**DIRECTIONS**
Copy out every record precisely.

**GIVEN ENTRIES**
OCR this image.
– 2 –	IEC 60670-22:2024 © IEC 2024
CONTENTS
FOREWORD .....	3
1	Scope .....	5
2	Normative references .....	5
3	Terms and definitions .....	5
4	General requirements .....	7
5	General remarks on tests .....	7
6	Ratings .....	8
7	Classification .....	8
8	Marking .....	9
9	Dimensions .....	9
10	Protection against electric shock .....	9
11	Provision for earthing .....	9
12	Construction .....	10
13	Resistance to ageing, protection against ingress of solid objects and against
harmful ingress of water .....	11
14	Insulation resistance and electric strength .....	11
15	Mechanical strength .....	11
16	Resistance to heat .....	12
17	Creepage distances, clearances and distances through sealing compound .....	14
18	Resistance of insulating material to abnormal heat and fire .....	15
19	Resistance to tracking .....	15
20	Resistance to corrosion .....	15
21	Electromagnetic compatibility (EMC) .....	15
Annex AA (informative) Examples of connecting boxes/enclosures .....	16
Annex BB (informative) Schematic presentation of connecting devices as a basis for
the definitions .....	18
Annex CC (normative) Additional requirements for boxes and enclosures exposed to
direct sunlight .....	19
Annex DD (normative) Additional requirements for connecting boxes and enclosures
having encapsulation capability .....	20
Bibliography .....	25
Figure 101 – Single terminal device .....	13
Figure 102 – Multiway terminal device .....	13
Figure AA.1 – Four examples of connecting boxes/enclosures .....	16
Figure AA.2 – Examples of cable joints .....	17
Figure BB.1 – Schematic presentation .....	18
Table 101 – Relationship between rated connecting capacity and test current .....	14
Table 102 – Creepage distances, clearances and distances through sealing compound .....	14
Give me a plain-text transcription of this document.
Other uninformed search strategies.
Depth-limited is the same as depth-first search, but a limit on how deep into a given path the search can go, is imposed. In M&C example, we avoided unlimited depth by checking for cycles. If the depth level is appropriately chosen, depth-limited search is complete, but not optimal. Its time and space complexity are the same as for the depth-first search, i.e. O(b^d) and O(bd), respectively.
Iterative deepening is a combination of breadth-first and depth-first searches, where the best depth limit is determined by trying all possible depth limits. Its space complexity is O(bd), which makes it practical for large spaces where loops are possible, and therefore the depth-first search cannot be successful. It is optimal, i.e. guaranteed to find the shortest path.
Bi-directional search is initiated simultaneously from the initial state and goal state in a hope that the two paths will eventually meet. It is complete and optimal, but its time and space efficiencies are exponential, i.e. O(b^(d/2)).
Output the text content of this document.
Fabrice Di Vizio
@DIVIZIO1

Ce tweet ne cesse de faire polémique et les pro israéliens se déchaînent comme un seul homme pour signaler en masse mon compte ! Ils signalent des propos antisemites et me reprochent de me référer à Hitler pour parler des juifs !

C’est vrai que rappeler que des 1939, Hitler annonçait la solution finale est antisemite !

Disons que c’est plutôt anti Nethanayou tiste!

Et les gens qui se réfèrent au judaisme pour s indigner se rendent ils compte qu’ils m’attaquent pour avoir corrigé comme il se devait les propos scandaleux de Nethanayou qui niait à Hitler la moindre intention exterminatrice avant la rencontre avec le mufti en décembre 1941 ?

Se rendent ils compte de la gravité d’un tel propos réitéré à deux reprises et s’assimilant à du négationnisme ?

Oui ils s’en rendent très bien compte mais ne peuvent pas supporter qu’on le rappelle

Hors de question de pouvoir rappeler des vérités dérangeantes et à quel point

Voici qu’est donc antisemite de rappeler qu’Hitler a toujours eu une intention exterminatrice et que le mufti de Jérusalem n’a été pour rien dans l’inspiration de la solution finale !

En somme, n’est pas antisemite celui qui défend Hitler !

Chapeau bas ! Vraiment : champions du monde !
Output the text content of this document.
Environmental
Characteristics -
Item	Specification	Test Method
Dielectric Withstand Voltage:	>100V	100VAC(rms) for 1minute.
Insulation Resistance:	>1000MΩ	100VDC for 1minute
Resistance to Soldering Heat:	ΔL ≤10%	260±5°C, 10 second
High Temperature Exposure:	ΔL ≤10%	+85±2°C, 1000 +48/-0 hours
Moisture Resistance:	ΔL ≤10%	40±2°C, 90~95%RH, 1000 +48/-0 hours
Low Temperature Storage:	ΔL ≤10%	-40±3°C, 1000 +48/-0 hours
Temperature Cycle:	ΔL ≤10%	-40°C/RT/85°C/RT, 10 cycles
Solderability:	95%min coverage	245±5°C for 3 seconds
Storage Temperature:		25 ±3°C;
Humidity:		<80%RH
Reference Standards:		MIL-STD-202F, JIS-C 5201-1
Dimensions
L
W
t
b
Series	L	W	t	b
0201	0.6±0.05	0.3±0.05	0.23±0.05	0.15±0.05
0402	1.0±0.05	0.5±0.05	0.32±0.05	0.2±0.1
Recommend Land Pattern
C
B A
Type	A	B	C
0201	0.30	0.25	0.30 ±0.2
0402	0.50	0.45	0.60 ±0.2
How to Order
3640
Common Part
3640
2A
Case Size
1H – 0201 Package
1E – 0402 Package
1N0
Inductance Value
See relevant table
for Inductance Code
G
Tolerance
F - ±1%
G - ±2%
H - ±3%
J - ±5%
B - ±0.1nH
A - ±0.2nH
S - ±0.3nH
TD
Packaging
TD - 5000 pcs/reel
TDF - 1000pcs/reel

**COMPLETE ANSWER**
OCR this image.
– 2 –	IEC 60670-22:2024 © IEC 2024
CONTENTS
FOREWORD .....	3
1	Scope .....	5
2	Normative references .....	5
3	Terms and definitions .....	5
4	General requirements .....	7
5	General remarks on tests .....	7
6	Ratings .....	8
7	Classification .....	8
8	Marking .....	9
9	Dimensions .....	9
10	Protection against electric shock .....	9
11	Provision for earthing .....	9
12	Construction .....	10
13	Resistance to ageing, protection against ingress of solid objects and against
harmful ingress of water .....	11
14	Insulation resistance and electric strength .....	11
15	Mechanical strength .....	11
16	Resistance to heat .....	12
17	Creepage distances, clearances and distances through sealing compound .....	14
18	Resistance of insulating material to abnormal heat and fire .....	15
19	Resistance to tracking .....	15
20	Resistance to corrosion .....	15
21	Electromagnetic compatibility (EMC) .....	15
Annex AA (informative) Examples of connecting boxes/enclosures .....	16
Annex BB (informative) Schematic presentation of connecting devices as a basis for
the definitions .....	18
Annex CC (normative) Additional requirements for boxes and enclosures exposed to
direct sunlight .....	19
Annex DD (normative) Additional requirements for connecting boxes and enclosures
having encapsulation capability .....	20
Bibliography .....	25
Figure 101 – Single terminal device .....	13
Figure 102 – Multiway terminal device .....	13
Figure AA.1 – Four examples of connecting boxes/enclosures .....	16
Figure AA.2 – Examples of cable joints .....	17
Figure BB.1 – Schematic presentation .....	18
Table 101 – Relationship between rated connecting capacity and test current .....	14
Table 102 – Creepage distances, clearances and distances through sealing compound .....	14
Give me a plain-text transcription of this document.
Other uninformed search strategies.
Depth-limited is the same as depth-first search, but a limit on how deep into a given path the search can go, is imposed. In M&C example, we avoided unlimited depth by checking for cycles. If the depth level is appropriately chosen, depth-limited search is complete, but not optimal. Its time and space complexity are the same as for the depth-first search, i.e. O(b^d) and O(bd), respectively.
Iterative deepening is a combination of breadth-first and depth-first searches, where the best depth limit is determined by trying all possible depth limits. Its space complexity is O(bd), which makes it practical for large spaces where loops are possible, and therefore the depth-first search cannot be successful. It is optimal, i.e. guaranteed to find the shortest path.
Bi-directional search is initiated simultaneously from the initial state and goal state in a hope that the two paths will eventually meet. It is complete and optimal, but its time and space efficiencies are exponential, i.e. O(b^(d/2)).
Output the text content of this document.
Fabrice Di Vizio
@DIVIZIO1

Ce tweet ne cesse de faire polémique et les pro israéliens se déchaînent comme un seul homme pour signaler en masse mon compte ! Ils signalent des propos antisemites et me reprochent de me référer à Hitler pour parler des juifs !

C’est vrai que rappeler que des 1939, Hitler annonçait la solution finale est antisemite !

Disons que c’est plutôt anti Nethanayou tiste!

Et les gens qui se réfèrent au judaisme pour s indigner se rendent ils compte qu’ils m’attaquent pour avoir corrigé comme il se devait les propos scandaleux de Nethanayou qui niait à Hitler la moindre intention exterminatrice avant la rencontre avec le mufti en décembre 1941 ?

Se rendent ils compte de la gravité d’un tel propos réitéré à deux reprises et s’assimilant à du négationnisme ?

Oui ils s’en rendent très bien compte mais ne peuvent pas supporter qu’on le rappelle

Hors de question de pouvoir rappeler des vérités dérangeantes et à quel point

Voici qu’est donc antisemite de rappeler qu’Hitler a toujours eu une intention exterminatrice et que le mufti de Jérusalem n’a été pour rien dans l’inspiration de la solution finale !

En somme, n’est pas antisemite celui qui défend Hitler !

Chapeau bas ! Vraiment : champions du monde !
Output the text content of this document.
Environmental
Characteristics -
Item	Specification	Test Method
Dielectric Withstand Voltage:	>100V	100VAC(rms) for 1minute.
Insulation Resistance:	>1000MΩ	100VDC for 1minute
Resistance to Soldering Heat:	ΔL ≤10%	260±5°C, 10 second
High Temperature Exposure:	ΔL ≤10%	+85±2°C, 1000 +48/-0 hours
Moisture Resistance:	ΔL ≤10%	40±2°C, 90~95%RH, 1000 +48/-0 hours
Low Temperature Storage:	ΔL ≤10%	-40±3°C, 1000 +48/-0 hours
Temperature Cycle:	ΔL ≤10%	-40°C/RT/85°C/RT, 10 cycles
Solderability:	95%min coverage	245±5°C for 3 seconds
Storage Temperature:		25 ±3°C;
Humidity:		<80%RH
Reference Standards:		MIL-STD-202F, JIS-C 5201-1
Dimensions
L
W
t
b
Series	L	W	t	b
0201	0.6±0.05	0.3±0.05	0.23±0.05	0.15±0.05
0402	1.0±0.05	0.5±0.05	0.32±0.05	0.2±0.1
Recommend Land Pattern
C
B A
Type	A	B	C
0201	0.30	0.25	0.30 ±0.2
0402	0.50	0.45	0.60 ±0.2
How to Order
3640
Common Part
3640
2A
Case Size
1H – 0201 Package
1E – 0402 Package
1N0
Inductance Value
See relevant table
for Inductance Code
G
Tolerance
F - ±1%
G - ±2%
H - ±3%
J - ±5%
B - ±0.1nH
A - ±0.2nH
S - ±0.3nH
TD
Packaging
TD - 5000 pcs/reel
TDF - 1000pcs/reel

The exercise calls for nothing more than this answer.